[Dataset excerpts]
========================
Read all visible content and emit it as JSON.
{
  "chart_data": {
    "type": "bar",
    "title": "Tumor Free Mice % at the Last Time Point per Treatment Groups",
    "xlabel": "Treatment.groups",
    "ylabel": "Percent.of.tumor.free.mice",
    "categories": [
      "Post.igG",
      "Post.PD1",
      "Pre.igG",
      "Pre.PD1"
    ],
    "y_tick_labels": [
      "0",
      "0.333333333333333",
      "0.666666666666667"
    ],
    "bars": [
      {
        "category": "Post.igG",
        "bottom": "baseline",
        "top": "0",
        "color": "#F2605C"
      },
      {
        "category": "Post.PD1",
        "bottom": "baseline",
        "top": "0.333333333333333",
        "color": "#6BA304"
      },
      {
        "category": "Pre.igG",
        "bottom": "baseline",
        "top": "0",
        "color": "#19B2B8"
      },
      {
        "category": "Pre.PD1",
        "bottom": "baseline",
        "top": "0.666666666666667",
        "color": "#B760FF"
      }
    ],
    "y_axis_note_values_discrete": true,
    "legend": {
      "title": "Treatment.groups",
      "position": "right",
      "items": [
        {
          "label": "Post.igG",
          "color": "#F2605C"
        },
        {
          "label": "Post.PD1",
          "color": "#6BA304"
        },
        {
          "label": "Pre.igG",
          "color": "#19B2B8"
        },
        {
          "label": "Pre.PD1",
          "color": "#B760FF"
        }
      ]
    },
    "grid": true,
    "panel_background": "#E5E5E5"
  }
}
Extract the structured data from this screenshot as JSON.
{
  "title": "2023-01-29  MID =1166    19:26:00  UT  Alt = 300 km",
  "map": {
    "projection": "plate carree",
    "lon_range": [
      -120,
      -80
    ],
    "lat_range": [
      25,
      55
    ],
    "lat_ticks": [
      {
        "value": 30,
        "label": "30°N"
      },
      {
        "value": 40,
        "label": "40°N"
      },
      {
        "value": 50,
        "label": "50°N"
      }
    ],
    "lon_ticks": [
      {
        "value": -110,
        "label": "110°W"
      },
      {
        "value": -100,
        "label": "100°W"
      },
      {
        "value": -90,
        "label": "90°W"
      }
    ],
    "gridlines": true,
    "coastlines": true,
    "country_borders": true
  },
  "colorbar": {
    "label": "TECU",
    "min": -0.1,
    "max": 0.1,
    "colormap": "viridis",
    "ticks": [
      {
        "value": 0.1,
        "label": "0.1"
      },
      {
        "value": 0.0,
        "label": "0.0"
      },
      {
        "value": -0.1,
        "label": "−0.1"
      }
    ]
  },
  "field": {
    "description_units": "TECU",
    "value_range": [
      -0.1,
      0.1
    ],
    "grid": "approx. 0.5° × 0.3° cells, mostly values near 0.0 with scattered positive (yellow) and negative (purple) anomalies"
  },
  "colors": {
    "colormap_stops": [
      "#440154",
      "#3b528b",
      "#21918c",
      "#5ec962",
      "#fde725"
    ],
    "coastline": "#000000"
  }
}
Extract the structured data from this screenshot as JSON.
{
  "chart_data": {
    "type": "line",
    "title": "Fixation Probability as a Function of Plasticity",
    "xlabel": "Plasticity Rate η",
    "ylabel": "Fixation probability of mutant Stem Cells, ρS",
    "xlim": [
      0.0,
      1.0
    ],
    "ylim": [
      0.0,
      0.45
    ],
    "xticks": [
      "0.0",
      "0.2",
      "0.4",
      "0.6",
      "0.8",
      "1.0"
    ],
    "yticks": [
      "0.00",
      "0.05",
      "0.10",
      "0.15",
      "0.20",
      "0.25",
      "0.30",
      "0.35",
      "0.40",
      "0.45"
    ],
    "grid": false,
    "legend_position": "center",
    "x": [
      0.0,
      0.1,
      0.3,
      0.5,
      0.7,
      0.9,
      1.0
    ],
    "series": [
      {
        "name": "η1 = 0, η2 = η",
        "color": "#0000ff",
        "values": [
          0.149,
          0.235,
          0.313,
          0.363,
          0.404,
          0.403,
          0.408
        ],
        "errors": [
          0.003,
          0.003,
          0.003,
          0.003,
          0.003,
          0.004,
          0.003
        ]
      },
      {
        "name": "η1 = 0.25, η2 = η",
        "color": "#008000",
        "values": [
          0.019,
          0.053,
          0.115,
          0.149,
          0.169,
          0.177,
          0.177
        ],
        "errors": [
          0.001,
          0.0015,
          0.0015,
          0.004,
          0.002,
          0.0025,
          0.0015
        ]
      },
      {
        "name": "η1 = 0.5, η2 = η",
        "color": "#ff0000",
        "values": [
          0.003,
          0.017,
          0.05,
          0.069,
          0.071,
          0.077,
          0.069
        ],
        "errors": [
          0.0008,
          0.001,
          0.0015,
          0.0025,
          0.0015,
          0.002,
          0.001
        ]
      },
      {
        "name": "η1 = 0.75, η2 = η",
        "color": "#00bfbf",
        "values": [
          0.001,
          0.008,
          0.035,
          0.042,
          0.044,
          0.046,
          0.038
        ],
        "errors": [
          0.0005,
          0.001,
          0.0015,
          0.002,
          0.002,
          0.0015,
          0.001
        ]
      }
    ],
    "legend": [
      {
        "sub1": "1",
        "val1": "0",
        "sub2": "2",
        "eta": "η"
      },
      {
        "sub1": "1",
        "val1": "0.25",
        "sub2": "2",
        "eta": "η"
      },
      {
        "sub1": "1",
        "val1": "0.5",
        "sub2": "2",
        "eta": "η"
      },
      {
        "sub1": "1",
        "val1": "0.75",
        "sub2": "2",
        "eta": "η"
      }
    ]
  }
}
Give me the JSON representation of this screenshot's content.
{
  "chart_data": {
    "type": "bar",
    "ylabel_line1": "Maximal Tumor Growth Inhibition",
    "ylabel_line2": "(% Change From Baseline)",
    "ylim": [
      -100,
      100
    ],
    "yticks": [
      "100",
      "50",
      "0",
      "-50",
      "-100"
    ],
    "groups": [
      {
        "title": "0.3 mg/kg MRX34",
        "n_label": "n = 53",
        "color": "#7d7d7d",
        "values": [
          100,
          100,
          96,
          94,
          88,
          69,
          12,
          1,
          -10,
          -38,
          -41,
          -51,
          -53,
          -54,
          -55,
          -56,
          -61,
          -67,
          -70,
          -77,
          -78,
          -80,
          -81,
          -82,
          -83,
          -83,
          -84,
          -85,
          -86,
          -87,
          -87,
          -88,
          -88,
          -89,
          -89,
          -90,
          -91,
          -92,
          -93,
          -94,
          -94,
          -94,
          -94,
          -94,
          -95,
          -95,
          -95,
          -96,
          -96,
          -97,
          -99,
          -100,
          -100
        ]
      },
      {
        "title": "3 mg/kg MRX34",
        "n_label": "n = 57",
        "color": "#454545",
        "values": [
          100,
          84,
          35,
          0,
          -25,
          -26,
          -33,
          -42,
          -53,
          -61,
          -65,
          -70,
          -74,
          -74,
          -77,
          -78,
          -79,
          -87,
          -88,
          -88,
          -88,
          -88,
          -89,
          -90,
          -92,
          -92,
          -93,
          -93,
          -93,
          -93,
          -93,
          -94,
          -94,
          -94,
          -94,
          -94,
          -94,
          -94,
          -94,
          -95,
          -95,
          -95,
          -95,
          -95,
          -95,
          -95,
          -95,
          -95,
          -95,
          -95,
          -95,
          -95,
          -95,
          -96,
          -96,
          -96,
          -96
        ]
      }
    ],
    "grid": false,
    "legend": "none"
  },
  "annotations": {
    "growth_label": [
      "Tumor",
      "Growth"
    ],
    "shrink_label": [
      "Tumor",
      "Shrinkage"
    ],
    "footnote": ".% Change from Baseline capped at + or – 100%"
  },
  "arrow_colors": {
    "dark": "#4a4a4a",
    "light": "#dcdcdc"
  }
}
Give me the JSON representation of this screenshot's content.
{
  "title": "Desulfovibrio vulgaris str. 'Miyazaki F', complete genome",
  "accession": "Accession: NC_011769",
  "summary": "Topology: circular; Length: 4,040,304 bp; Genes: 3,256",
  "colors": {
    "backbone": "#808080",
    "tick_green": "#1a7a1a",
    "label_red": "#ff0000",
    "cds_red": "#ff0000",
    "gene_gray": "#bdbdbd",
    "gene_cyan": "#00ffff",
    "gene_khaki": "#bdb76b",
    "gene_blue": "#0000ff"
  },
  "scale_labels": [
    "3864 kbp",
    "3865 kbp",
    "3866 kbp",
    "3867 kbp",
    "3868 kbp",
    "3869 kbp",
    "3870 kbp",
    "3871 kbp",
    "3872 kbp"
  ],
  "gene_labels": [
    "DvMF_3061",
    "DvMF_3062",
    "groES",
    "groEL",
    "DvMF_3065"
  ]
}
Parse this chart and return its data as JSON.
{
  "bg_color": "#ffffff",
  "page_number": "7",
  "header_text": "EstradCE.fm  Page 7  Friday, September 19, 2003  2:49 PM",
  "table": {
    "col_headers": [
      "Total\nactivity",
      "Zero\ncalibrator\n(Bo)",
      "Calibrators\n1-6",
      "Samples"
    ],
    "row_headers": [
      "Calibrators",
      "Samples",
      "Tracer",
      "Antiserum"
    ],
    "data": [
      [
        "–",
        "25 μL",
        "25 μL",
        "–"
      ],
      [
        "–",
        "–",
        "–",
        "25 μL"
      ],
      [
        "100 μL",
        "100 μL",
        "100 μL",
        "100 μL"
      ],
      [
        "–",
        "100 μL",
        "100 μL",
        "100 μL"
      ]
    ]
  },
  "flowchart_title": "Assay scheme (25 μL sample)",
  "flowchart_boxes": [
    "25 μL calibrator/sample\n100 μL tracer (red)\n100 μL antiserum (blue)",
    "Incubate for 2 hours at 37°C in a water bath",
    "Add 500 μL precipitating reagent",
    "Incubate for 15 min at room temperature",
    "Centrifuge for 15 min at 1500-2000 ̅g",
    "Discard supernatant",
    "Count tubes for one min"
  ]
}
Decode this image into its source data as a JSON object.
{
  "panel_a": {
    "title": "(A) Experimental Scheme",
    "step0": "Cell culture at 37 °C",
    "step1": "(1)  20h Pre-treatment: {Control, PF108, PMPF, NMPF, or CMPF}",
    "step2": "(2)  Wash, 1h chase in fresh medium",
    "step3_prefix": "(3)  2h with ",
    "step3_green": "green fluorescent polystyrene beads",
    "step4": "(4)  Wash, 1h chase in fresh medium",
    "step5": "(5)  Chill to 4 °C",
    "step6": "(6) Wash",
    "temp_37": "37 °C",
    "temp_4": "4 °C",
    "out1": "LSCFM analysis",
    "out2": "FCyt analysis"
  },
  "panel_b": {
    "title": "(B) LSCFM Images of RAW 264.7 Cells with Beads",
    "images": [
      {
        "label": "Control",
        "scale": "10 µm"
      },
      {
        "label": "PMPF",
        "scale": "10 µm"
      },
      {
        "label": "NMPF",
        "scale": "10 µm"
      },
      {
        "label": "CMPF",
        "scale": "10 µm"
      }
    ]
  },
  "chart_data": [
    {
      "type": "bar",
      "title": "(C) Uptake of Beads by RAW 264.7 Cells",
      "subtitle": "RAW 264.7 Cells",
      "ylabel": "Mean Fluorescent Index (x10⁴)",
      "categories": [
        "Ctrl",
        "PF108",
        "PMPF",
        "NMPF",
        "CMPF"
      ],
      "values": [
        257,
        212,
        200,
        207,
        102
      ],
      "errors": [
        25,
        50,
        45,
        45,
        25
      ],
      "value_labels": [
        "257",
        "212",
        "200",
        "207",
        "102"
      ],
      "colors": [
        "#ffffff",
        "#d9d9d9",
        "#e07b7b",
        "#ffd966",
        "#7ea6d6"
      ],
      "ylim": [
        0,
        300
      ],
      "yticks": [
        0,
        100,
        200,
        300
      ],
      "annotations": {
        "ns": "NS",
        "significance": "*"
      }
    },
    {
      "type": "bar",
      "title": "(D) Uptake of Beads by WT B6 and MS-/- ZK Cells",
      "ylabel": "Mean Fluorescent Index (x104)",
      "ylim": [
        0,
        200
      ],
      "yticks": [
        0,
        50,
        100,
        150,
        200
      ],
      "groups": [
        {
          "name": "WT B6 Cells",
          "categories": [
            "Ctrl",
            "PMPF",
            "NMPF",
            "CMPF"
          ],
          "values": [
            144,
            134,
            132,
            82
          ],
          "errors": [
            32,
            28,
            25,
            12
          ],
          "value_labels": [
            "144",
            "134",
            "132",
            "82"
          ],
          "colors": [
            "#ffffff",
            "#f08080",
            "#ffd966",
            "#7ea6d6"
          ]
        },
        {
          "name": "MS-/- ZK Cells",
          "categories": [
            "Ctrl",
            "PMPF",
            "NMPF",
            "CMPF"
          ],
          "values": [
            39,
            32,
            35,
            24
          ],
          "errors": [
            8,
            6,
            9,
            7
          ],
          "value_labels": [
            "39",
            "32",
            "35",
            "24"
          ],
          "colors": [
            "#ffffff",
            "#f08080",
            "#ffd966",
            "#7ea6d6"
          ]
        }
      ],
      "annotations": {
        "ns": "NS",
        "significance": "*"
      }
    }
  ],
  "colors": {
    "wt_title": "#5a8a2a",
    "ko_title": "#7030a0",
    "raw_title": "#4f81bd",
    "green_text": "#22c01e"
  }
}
========================
__TASK DESCRIPTION__
Working from the entries above, return all lines that contain "Index".

__WRITTEN RESPONSE__
      "ylabel": "Mean Fluorescent Index (x10⁴)",
      "ylabel": "Mean Fluorescent Index (x104)",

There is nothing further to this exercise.